■ **EXERCISE DETAILS**: Check each line below for "медицинских" and report how many have it, nothing else.

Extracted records

• • •

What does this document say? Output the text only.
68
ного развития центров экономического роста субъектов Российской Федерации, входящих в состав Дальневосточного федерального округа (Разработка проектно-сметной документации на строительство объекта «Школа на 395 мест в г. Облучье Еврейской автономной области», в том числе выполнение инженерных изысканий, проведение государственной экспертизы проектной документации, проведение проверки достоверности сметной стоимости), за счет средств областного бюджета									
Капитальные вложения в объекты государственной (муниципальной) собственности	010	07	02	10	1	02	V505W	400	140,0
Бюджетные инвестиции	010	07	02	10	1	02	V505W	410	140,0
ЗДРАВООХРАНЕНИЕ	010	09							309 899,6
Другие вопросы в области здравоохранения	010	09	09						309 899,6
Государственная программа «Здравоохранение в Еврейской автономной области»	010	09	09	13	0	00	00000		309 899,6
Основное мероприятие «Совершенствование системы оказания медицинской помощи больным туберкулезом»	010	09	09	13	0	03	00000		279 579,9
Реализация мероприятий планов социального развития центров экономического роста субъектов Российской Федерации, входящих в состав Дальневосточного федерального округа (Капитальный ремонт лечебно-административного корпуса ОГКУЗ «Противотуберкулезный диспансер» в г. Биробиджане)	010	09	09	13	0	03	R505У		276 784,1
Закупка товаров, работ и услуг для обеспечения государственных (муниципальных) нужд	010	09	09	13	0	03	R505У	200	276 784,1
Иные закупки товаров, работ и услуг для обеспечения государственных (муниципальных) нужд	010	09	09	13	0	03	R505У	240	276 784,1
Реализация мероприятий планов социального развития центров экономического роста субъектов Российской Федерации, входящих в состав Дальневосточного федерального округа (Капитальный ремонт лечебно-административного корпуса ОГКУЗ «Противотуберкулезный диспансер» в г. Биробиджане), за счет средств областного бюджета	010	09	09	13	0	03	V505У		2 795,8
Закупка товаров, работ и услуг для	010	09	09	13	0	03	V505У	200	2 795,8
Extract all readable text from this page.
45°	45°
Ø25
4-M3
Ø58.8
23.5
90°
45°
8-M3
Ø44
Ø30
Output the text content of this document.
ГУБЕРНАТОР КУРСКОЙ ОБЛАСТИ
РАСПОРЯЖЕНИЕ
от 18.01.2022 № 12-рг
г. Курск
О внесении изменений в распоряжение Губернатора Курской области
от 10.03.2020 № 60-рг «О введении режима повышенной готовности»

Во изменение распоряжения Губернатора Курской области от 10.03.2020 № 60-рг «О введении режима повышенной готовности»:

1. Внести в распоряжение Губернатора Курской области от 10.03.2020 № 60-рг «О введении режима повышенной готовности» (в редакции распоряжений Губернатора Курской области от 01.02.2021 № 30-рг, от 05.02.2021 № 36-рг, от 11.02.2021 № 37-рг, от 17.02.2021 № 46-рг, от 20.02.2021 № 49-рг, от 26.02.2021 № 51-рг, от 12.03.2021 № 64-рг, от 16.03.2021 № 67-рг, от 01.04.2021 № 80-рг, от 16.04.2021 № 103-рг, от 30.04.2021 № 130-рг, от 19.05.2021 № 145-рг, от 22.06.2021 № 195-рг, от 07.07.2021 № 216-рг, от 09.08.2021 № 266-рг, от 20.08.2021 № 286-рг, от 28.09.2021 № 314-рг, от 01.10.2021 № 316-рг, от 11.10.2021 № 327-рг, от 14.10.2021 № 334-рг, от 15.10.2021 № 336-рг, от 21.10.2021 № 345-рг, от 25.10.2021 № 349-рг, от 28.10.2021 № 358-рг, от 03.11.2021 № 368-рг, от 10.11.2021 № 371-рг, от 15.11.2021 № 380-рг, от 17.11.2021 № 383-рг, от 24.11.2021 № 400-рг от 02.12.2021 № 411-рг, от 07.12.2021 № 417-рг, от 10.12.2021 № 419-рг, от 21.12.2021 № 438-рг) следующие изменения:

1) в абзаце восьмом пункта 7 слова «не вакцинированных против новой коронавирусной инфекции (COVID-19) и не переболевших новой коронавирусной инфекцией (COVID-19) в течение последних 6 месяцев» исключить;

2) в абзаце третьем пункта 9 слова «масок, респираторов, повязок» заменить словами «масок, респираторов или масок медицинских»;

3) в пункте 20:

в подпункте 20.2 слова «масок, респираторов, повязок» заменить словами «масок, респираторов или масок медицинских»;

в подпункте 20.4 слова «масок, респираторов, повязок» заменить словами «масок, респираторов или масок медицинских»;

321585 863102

• • •

■ **RESULT OF THIS TASK**: 3